## START Provided data

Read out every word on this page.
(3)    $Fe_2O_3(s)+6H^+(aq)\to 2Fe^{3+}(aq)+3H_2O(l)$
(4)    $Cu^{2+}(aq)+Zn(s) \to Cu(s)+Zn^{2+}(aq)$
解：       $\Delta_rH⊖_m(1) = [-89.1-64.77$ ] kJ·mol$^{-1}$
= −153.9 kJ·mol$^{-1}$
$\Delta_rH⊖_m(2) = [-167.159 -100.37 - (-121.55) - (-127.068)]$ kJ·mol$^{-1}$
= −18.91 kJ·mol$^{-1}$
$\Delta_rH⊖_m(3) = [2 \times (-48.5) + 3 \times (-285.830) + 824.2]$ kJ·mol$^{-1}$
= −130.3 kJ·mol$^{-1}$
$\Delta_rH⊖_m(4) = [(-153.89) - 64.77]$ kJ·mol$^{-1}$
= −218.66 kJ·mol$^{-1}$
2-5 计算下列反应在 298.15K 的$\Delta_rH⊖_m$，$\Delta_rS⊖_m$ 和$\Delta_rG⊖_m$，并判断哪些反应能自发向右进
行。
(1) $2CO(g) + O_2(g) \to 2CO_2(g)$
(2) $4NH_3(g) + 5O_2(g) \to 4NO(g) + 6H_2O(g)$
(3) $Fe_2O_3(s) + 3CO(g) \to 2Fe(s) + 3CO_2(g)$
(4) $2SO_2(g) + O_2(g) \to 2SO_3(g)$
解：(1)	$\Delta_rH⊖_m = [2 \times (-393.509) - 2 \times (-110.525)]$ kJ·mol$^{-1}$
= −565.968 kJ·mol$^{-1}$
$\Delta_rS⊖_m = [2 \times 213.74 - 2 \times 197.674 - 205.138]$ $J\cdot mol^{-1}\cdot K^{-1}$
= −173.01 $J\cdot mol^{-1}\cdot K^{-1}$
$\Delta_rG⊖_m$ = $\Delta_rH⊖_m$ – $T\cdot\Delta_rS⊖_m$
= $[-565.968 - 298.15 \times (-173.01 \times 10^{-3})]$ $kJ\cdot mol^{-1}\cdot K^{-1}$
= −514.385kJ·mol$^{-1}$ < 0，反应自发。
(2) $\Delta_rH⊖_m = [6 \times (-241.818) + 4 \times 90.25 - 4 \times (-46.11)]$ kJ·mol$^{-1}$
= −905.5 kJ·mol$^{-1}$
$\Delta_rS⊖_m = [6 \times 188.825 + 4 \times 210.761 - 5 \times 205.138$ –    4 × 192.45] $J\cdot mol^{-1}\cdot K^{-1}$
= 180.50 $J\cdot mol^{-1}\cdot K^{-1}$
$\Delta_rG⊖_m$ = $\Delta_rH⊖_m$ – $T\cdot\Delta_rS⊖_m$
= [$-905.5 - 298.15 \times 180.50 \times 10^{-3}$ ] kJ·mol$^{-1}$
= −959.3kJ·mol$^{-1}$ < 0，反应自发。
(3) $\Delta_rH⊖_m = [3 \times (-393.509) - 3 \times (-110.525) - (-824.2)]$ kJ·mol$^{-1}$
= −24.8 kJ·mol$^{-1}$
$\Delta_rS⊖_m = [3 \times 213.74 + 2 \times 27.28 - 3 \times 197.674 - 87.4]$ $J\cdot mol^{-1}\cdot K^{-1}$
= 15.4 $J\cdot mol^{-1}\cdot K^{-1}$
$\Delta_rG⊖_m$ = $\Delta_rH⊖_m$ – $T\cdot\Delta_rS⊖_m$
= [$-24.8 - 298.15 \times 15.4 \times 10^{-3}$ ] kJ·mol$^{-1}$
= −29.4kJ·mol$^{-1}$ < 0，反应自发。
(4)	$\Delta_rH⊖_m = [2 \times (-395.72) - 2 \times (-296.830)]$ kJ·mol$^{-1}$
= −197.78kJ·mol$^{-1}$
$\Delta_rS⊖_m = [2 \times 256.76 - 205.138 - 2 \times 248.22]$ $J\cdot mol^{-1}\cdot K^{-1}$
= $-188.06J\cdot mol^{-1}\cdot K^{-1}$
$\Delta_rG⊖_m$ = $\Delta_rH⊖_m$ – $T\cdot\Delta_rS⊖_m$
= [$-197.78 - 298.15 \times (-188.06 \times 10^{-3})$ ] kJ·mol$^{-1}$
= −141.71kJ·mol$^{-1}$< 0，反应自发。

## END Provided data

Where a line above includes "反应自发", copy that line.

# [Answer for the task]
= −514.385kJ·mol$^{-1}$ < 0，反应自发。
= −959.3kJ·mol$^{-1}$ < 0，反应自发。
= −29.4kJ·mol$^{-1}$ < 0，反应自发。
= −141.71kJ·mol$^{-1}$< 0，反应自发。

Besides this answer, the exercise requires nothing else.